----- MATERIAL SHOWN

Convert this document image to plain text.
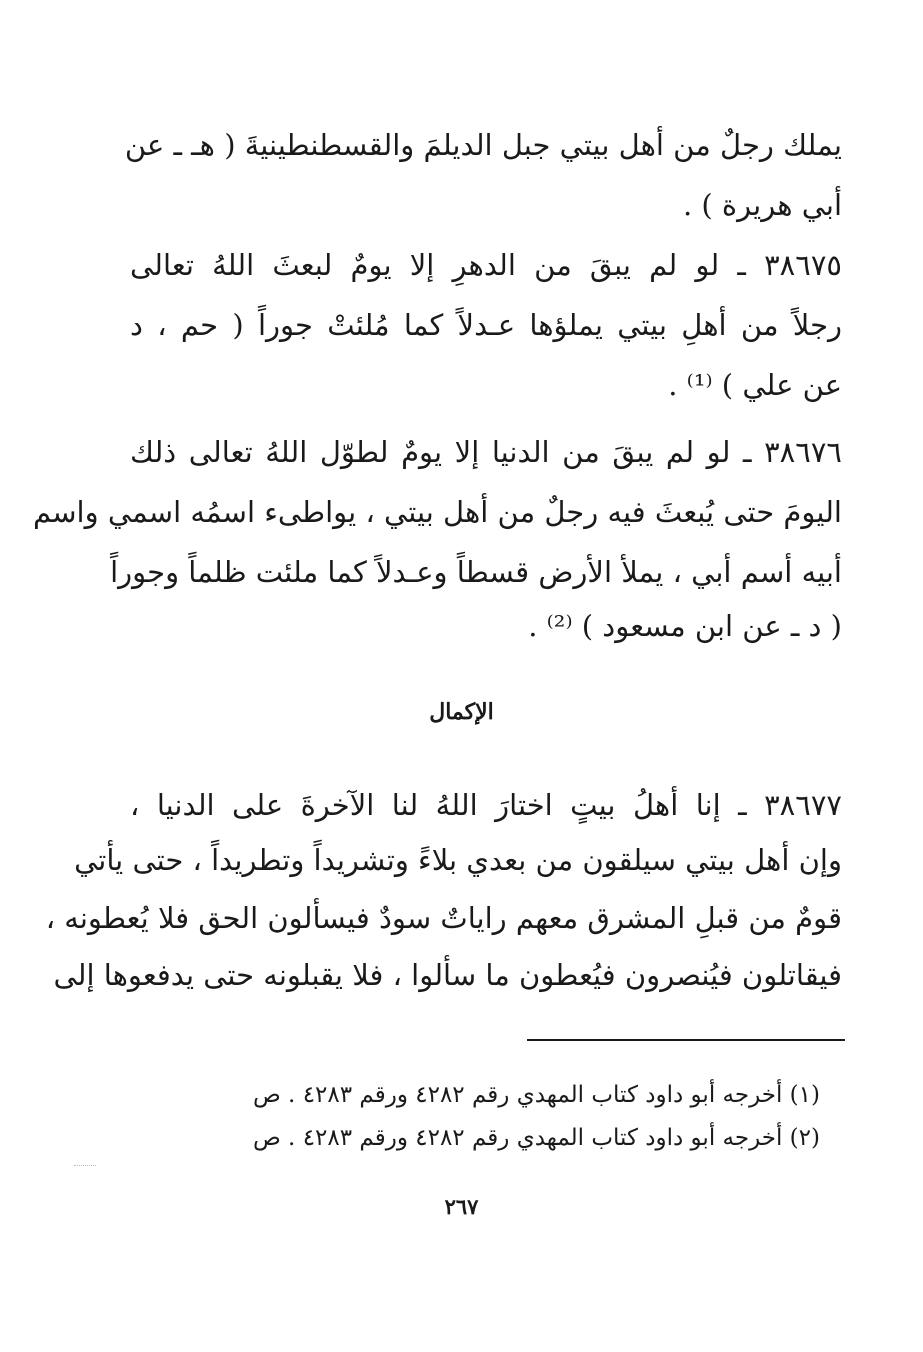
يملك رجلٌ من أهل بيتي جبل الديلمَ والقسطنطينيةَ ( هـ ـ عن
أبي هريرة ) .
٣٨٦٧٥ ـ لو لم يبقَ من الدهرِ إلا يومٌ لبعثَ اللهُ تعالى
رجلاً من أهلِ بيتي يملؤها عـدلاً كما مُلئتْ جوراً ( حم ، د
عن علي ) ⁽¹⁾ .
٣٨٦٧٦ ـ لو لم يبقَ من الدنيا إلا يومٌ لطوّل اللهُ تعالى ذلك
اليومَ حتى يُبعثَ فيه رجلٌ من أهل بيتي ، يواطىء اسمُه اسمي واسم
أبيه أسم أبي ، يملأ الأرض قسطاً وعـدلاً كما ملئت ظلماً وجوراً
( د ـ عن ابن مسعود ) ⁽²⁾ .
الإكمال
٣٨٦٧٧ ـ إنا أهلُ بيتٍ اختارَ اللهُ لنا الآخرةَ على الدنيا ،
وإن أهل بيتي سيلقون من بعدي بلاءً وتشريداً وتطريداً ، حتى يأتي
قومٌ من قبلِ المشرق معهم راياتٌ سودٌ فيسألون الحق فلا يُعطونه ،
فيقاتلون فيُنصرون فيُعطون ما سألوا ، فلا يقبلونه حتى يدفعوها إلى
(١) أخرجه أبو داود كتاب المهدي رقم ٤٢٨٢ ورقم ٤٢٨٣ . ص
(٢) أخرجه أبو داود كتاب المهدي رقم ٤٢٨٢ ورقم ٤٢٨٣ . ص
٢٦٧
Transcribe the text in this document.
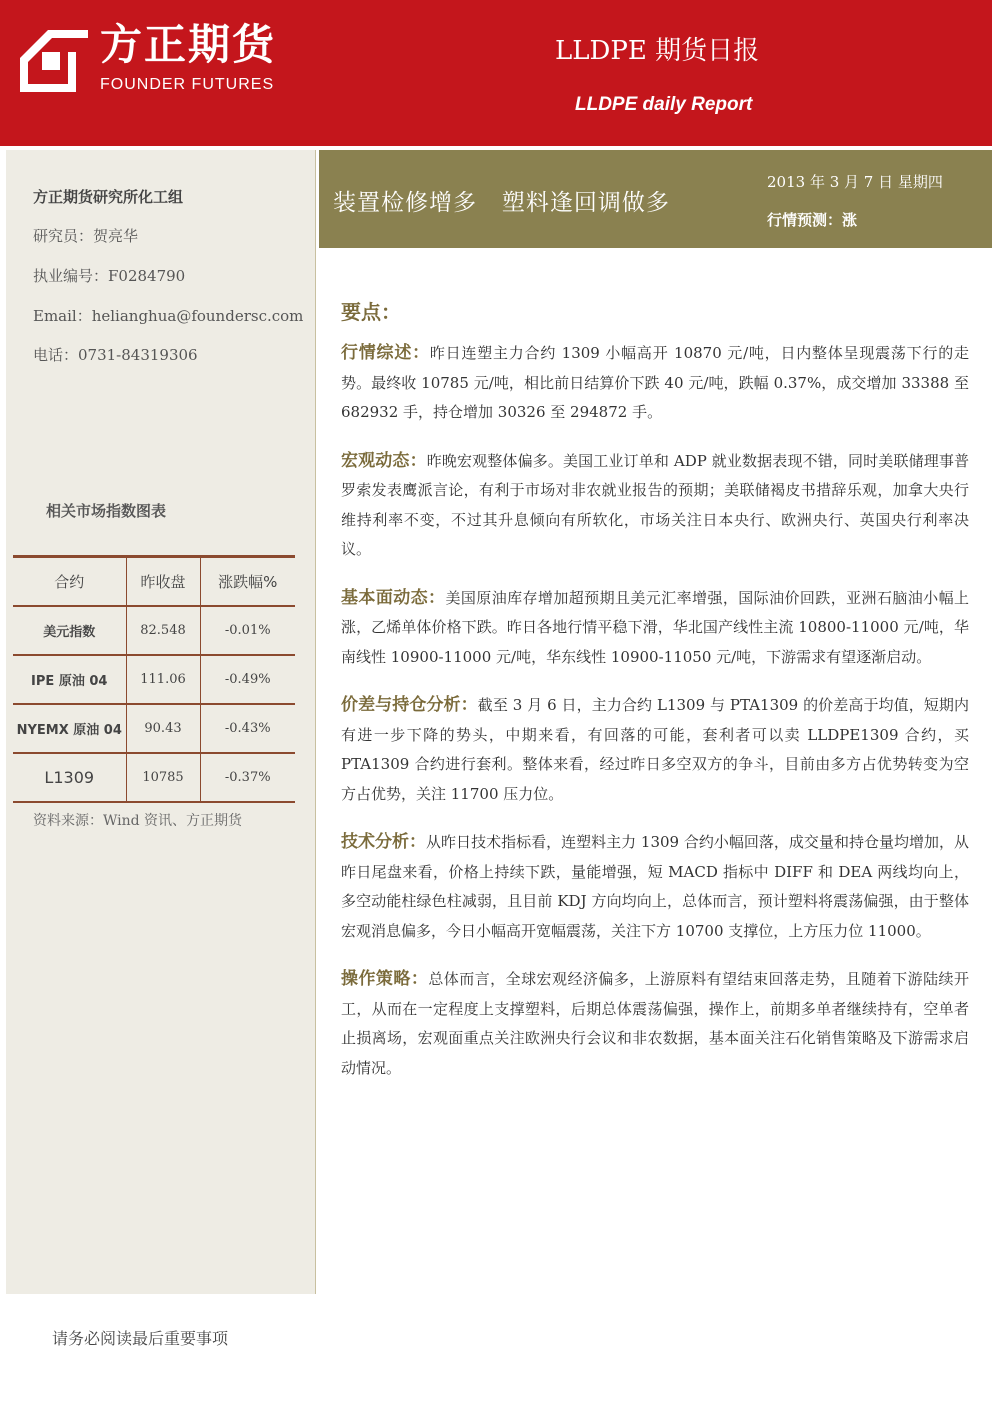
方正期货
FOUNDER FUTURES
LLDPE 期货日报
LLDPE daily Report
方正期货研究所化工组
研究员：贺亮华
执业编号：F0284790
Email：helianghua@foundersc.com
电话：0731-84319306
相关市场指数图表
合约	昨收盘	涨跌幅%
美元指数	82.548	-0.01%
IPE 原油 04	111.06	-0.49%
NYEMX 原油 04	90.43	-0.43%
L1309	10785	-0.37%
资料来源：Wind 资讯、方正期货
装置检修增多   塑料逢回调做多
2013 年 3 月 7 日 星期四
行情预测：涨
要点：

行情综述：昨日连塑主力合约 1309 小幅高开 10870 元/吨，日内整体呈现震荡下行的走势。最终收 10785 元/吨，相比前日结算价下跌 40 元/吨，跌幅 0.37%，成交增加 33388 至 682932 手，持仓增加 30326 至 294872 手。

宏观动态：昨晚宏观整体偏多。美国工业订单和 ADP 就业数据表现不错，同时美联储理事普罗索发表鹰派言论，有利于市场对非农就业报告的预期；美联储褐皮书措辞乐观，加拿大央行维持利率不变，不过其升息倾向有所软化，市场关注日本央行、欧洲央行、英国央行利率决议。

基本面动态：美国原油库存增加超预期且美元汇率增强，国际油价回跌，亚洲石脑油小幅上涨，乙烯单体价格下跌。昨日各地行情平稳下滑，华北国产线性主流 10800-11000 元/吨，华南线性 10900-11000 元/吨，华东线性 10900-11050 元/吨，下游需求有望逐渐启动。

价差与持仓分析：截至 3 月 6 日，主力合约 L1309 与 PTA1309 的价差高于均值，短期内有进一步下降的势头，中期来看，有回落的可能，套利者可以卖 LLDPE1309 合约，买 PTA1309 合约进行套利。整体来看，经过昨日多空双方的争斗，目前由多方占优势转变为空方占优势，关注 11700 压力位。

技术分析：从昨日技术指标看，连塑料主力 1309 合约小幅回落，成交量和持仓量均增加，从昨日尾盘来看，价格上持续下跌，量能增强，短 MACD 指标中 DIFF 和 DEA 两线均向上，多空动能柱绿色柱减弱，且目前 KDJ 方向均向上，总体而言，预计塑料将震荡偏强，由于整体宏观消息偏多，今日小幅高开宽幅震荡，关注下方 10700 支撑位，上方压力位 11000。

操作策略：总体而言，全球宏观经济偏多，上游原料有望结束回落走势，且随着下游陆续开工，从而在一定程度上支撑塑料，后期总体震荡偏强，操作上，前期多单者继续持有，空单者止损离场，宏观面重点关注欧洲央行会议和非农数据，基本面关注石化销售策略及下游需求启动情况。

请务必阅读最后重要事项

----------

▶ **WHAT YOU NEED TO DO**
Search the listing for the string "الله". Copy each line where it turns up.

▶ **ANSWER TO THIS PROBLEM**
٣٨٦٧٥ ـ لو لم يبقَ من الدهرِ إلا يومٌ لبعثَ اللهُ تعالى
٣٨٦٧٦ ـ لو لم يبقَ من الدنيا إلا يومٌ لطوّل اللهُ تعالى ذلك
٣٨٦٧٧ ـ إنا أهلُ بيتٍ اختارَ اللهُ لنا الآخرةَ على الدنيا ،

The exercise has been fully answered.